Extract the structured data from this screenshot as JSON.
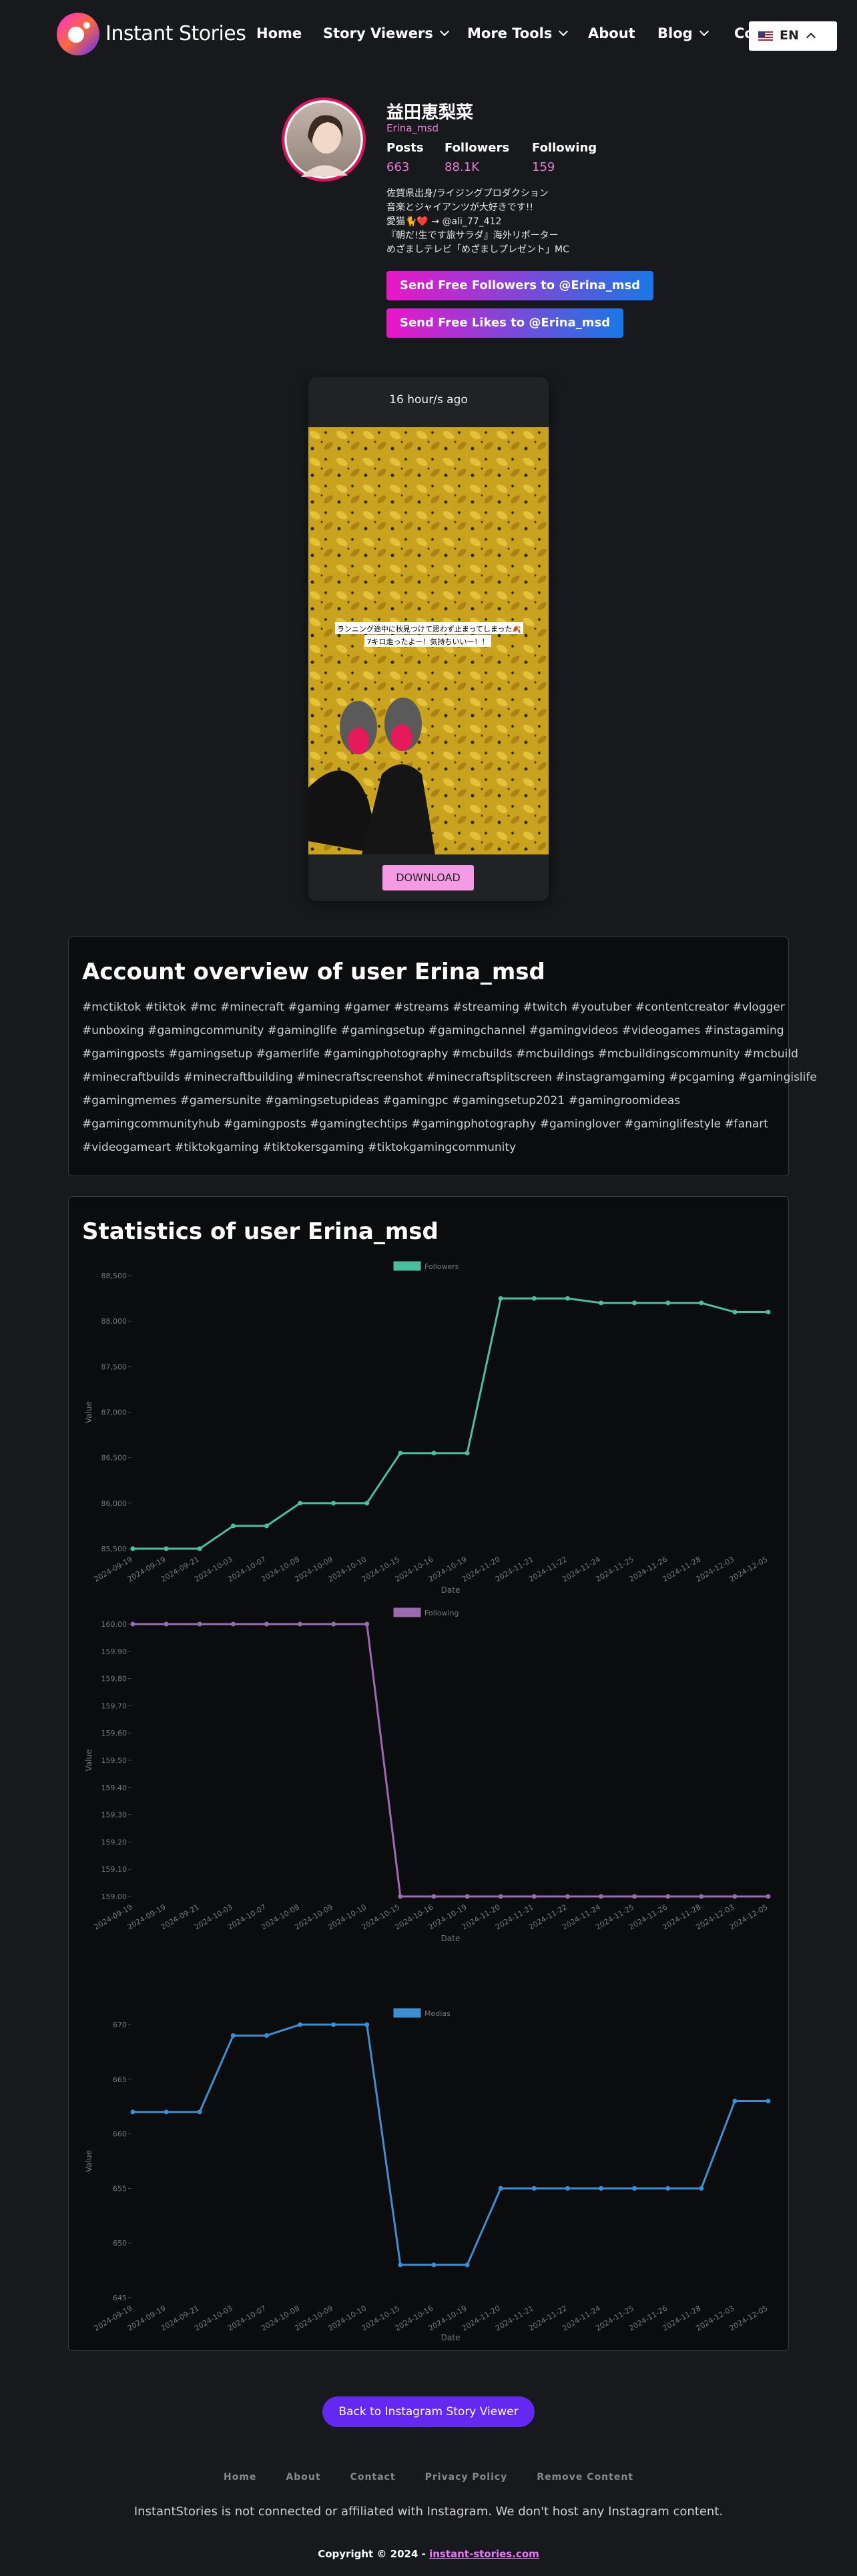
{
  "nav": {
    "brand": "Instant Stories",
    "items": [
      "Home",
      "Story Viewers",
      "More Tools",
      "About",
      "Blog",
      "Contact"
    ],
    "language": "EN"
  },
  "profile": {
    "name": "益田恵梨菜",
    "username": "Erina_msd",
    "stats": [
      {
        "label": "Posts",
        "value": "663"
      },
      {
        "label": "Followers",
        "value": "88.1K"
      },
      {
        "label": "Following",
        "value": "159"
      }
    ],
    "bio": [
      "佐賀県出身/ライジングプロダクション",
      "音楽とジャイアンツが大好きです!!",
      "愛猫🐈❤️ → @ali_77_412",
      "『朝だ!生です旅サラダ』海外リポーター",
      "めざましテレビ「めざましプレゼント」MC"
    ],
    "buttons": [
      "Send Free Followers to @Erina_msd",
      "Send Free Likes to @Erina_msd"
    ]
  },
  "story": {
    "time": "16 hour/s ago",
    "caption": [
      "ランニング途中に秋見つけて思わず止まってしまった🍂",
      "7キロ走ったよー！気持ちいいー！！"
    ],
    "download": "DOWNLOAD"
  },
  "overview": {
    "title": "Account overview of user Erina_msd",
    "hashtags": [
      "#mctiktok #tiktok #mc #minecraft #gaming #gamer #streams #streaming #twitch #youtuber #contentcreator #vlogger",
      "#unboxing #gamingcommunity #gaminglife #gamingsetup #gamingchannel #gamingvideos #videogames #instagaming",
      "#gamingposts #gamingsetup #gamerlife #gamingphotography #mcbuilds #mcbuildings #mcbuildingscommunity #mcbuild",
      "#minecraftbuilds #minecraftbuilding #minecraftscreenshot #minecraftsplitscreen #instagramgaming #pcgaming #gamingislife",
      "#gamingmemes #gamersunite #gamingsetupideas #gamingpc #gamingsetup2021 #gamingroomideas",
      "#gamingcommunityhub #gamingposts #gamingtechtips #gamingphotography #gaminglover #gaminglifestyle #fanart",
      "#videogameart #tiktokgaming #tiktokersgaming #tiktokgamingcommunity"
    ]
  },
  "statistics": {
    "title": "Statistics of user Erina_msd"
  },
  "chart_data": [
    {
      "type": "line",
      "x_label": "Date",
      "y_label": "Value",
      "categories": [
        "2024-09-19",
        "2024-09-19",
        "2024-09-21",
        "2024-10-03",
        "2024-10-07",
        "2024-10-08",
        "2024-10-09",
        "2024-10-10",
        "2024-10-15",
        "2024-10-16",
        "2024-10-19",
        "2024-11-20",
        "2024-11-21",
        "2024-11-22",
        "2024-11-24",
        "2024-11-25",
        "2024-11-26",
        "2024-11-28",
        "2024-12-03",
        "2024-12-05"
      ],
      "series": [
        {
          "name": "Followers",
          "color": "#4bc0a0",
          "values": [
            85500,
            85500,
            85500,
            85750,
            85750,
            86000,
            86000,
            86000,
            86550,
            86550,
            86550,
            88250,
            88250,
            88250,
            88200,
            88200,
            88200,
            88200,
            88100,
            88100
          ]
        }
      ],
      "ylim": [
        85500,
        88500
      ],
      "yticks": [
        {
          "value": 85500,
          "label": "85,500"
        },
        {
          "value": 86000,
          "label": "86,000"
        },
        {
          "value": 86500,
          "label": "86,500"
        },
        {
          "value": 87000,
          "label": "87,000"
        },
        {
          "value": 87500,
          "label": "87,500"
        },
        {
          "value": 88000,
          "label": "88,000"
        },
        {
          "value": 88500,
          "label": "88,500"
        }
      ]
    },
    {
      "type": "line",
      "x_label": "Date",
      "y_label": "Value",
      "categories": [
        "2024-09-19",
        "2024-09-19",
        "2024-09-21",
        "2024-10-03",
        "2024-10-07",
        "2024-10-08",
        "2024-10-09",
        "2024-10-10",
        "2024-10-15",
        "2024-10-16",
        "2024-10-19",
        "2024-11-20",
        "2024-11-21",
        "2024-11-22",
        "2024-11-24",
        "2024-11-25",
        "2024-11-26",
        "2024-11-28",
        "2024-12-03",
        "2024-12-05"
      ],
      "series": [
        {
          "name": "Following",
          "color": "#9b6bb0",
          "values": [
            160,
            160,
            160,
            160,
            160,
            160,
            160,
            160,
            159,
            159,
            159,
            159,
            159,
            159,
            159,
            159,
            159,
            159,
            159,
            159
          ]
        }
      ],
      "ylim": [
        159,
        160
      ],
      "yticks": [
        {
          "value": 159,
          "label": "159.00"
        },
        {
          "value": 159.1,
          "label": "159.10"
        },
        {
          "value": 159.2,
          "label": "159.20"
        },
        {
          "value": 159.3,
          "label": "159.30"
        },
        {
          "value": 159.4,
          "label": "159.40"
        },
        {
          "value": 159.5,
          "label": "159.50"
        },
        {
          "value": 159.6,
          "label": "159.60"
        },
        {
          "value": 159.7,
          "label": "159.70"
        },
        {
          "value": 159.8,
          "label": "159.80"
        },
        {
          "value": 159.9,
          "label": "159.90"
        },
        {
          "value": 160,
          "label": "160.00"
        }
      ]
    },
    {
      "type": "line",
      "x_label": "Date",
      "y_label": "Value",
      "categories": [
        "2024-09-19",
        "2024-09-19",
        "2024-09-21",
        "2024-10-03",
        "2024-10-07",
        "2024-10-08",
        "2024-10-09",
        "2024-10-10",
        "2024-10-15",
        "2024-10-16",
        "2024-10-19",
        "2024-11-20",
        "2024-11-21",
        "2024-11-22",
        "2024-11-24",
        "2024-11-25",
        "2024-11-26",
        "2024-11-28",
        "2024-12-03",
        "2024-12-05"
      ],
      "series": [
        {
          "name": "Medias",
          "color": "#3e8fd0",
          "values": [
            662,
            662,
            662,
            669,
            669,
            670,
            670,
            670,
            648,
            648,
            648,
            655,
            655,
            655,
            655,
            655,
            655,
            655,
            663,
            663
          ]
        }
      ],
      "ylim": [
        645,
        670
      ],
      "yticks": [
        645,
        650,
        655,
        660,
        665,
        670
      ]
    }
  ],
  "back_button": "Back to Instagram Story Viewer",
  "footer": {
    "links": [
      "Home",
      "About",
      "Contact",
      "Privacy Policy",
      "Remove Content"
    ],
    "disclaimer": "InstantStories is not connected or affiliated with Instagram. We don't host any Instagram content.",
    "copyright": "Copyright © 2024 -",
    "site": "instant-stories.com"
  }
}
——————
• [AIM] Without the pictures, output the full listing exactly as it stands.

• [RESPONSE BELOW]
Extract the structured data from this screenshot as JSON.
{
  "nav": {
    "brand": "Instant Stories",
    "items": [
      "Home",
      "Story Viewers",
      "More Tools",
      "About",
      "Blog",
      "Contact"
    ],
    "language": "EN"
  },
  "profile": {
    "name": "益田恵梨菜",
    "username": "Erina_msd",
    "stats": [
      {
        "label": "Posts",
        "value": "663"
      },
      {
        "label": "Followers",
        "value": "88.1K"
      },
      {
        "label": "Following",
        "value": "159"
      }
    ],
    "bio": [
      "佐賀県出身/ライジングプロダクション",
      "音楽とジャイアンツが大好きです!!",
      "愛猫🐈❤️ → @ali_77_412",
      "『朝だ!生です旅サラダ』海外リポーター",
      "めざましテレビ「めざましプレゼント」MC"
    ],
    "buttons": [
      "Send Free Followers to @Erina_msd",
      "Send Free Likes to @Erina_msd"
    ]
  },
  "story": {
    "time": "16 hour/s ago",
    "caption": [
      "ランニング途中に秋見つけて思わず止まってしまった🍂",
      "7キロ走ったよー！気持ちいいー！！"
    ],
    "download": "DOWNLOAD"
  },
  "overview": {
    "title": "Account overview of user Erina_msd",
    "hashtags": [
      "#mctiktok #tiktok #mc #minecraft #gaming #gamer #streams #streaming #twitch #youtuber #contentcreator #vlogger",
      "#unboxing #gamingcommunity #gaminglife #gamingsetup #gamingchannel #gamingvideos #videogames #instagaming",
      "#gamingposts #gamingsetup #gamerlife #gamingphotography #mcbuilds #mcbuildings #mcbuildingscommunity #mcbuild",
      "#minecraftbuilds #minecraftbuilding #minecraftscreenshot #minecraftsplitscreen #instagramgaming #pcgaming #gamingislife",
      "#gamingmemes #gamersunite #gamingsetupideas #gamingpc #gamingsetup2021 #gamingroomideas",
      "#gamingcommunityhub #gamingposts #gamingtechtips #gamingphotography #gaminglover #gaminglifestyle #fanart",
      "#videogameart #tiktokgaming #tiktokersgaming #tiktokgamingcommunity"
    ]
  },
  "statistics": {
    "title": "Statistics of user Erina_msd"
  },
  "chart_data": [
    {
      "type": "line",
      "x_label": "Date",
      "y_label": "Value",
      "categories": [
        "2024-09-19",
        "2024-09-19",
        "2024-09-21",
        "2024-10-03",
        "2024-10-07",
        "2024-10-08",
        "2024-10-09",
        "2024-10-10",
        "2024-10-15",
        "2024-10-16",
        "2024-10-19",
        "2024-11-20",
        "2024-11-21",
        "2024-11-22",
        "2024-11-24",
        "2024-11-25",
        "2024-11-26",
        "2024-11-28",
        "2024-12-03",
        "2024-12-05"
      ],
      "series": [
        {
          "name": "Followers",
          "color": "#4bc0a0",
          "values": [
            85500,
            85500,
            85500,
            85750,
            85750,
            86000,
            86000,
            86000,
            86550,
            86550,
            86550,
            88250,
            88250,
            88250,
            88200,
            88200,
            88200,
            88200,
            88100,
            88100
          ]
        }
      ],
      "ylim": [
        85500,
        88500
      ],
      "yticks": [
        {
          "value": 85500,
          "label": "85,500"
        },
        {
          "value": 86000,
          "label": "86,000"
        },
        {
          "value": 86500,
          "label": "86,500"
        },
        {
          "value": 87000,
          "label": "87,000"
        },
        {
          "value": 87500,
          "label": "87,500"
        },
        {
          "value": 88000,
          "label": "88,000"
        },
        {
          "value": 88500,
          "label": "88,500"
        }
      ]
    },
    {
      "type": "line",
      "x_label": "Date",
      "y_label": "Value",
      "categories": [
        "2024-09-19",
        "2024-09-19",
        "2024-09-21",
        "2024-10-03",
        "2024-10-07",
        "2024-10-08",
        "2024-10-09",
        "2024-10-10",
        "2024-10-15",
        "2024-10-16",
        "2024-10-19",
        "2024-11-20",
        "2024-11-21",
        "2024-11-22",
        "2024-11-24",
        "2024-11-25",
        "2024-11-26",
        "2024-11-28",
        "2024-12-03",
        "2024-12-05"
      ],
      "series": [
        {
          "name": "Following",
          "color": "#9b6bb0",
          "values": [
            160,
            160,
            160,
            160,
            160,
            160,
            160,
            160,
            159,
            159,
            159,
            159,
            159,
            159,
            159,
            159,
            159,
            159,
            159,
            159
          ]
        }
      ],
      "ylim": [
        159,
        160
      ],
      "yticks": [
        {
          "value": 159,
          "label": "159.00"
        },
        {
          "value": 159.1,
          "label": "159.10"
        },
        {
          "value": 159.2,
          "label": "159.20"
        },
        {
          "value": 159.3,
          "label": "159.30"
        },
        {
          "value": 159.4,
          "label": "159.40"
        },
        {
          "value": 159.5,
          "label": "159.50"
        },
        {
          "value": 159.6,
          "label": "159.60"
        },
        {
          "value": 159.7,
          "label": "159.70"
        },
        {
          "value": 159.8,
          "label": "159.80"
        },
        {
          "value": 159.9,
          "label": "159.90"
        },
        {
          "value": 160,
          "label": "160.00"
        }
      ]
    },
    {
      "type": "line",
      "x_label": "Date",
      "y_label": "Value",
      "categories": [
        "2024-09-19",
        "2024-09-19",
        "2024-09-21",
        "2024-10-03",
        "2024-10-07",
        "2024-10-08",
        "2024-10-09",
        "2024-10-10",
        "2024-10-15",
        "2024-10-16",
        "2024-10-19",
        "2024-11-20",
        "2024-11-21",
        "2024-11-22",
        "2024-11-24",
        "2024-11-25",
        "2024-11-26",
        "2024-11-28",
        "2024-12-03",
        "2024-12-05"
      ],
      "series": [
        {
          "name": "Medias",
          "color": "#3e8fd0",
          "values": [
            662,
            662,
            662,
            669,
            669,
            670,
            670,
            670,
            648,
            648,
            648,
            655,
            655,
            655,
            655,
            655,
            655,
            655,
            663,
            663
          ]
        }
      ],
      "ylim": [
        645,
        670
      ],
      "yticks": [
        645,
        650,
        655,
        660,
        665,
        670
      ]
    }
  ],
  "back_button": "Back to Instagram Story Viewer",
  "footer": {
    "links": [
      "Home",
      "About",
      "Contact",
      "Privacy Policy",
      "Remove Content"
    ],
    "disclaimer": "InstantStories is not connected or affiliated with Instagram. We don't host any Instagram content.",
    "copyright": "Copyright © 2024 -",
    "site": "instant-stories.com"
  }
}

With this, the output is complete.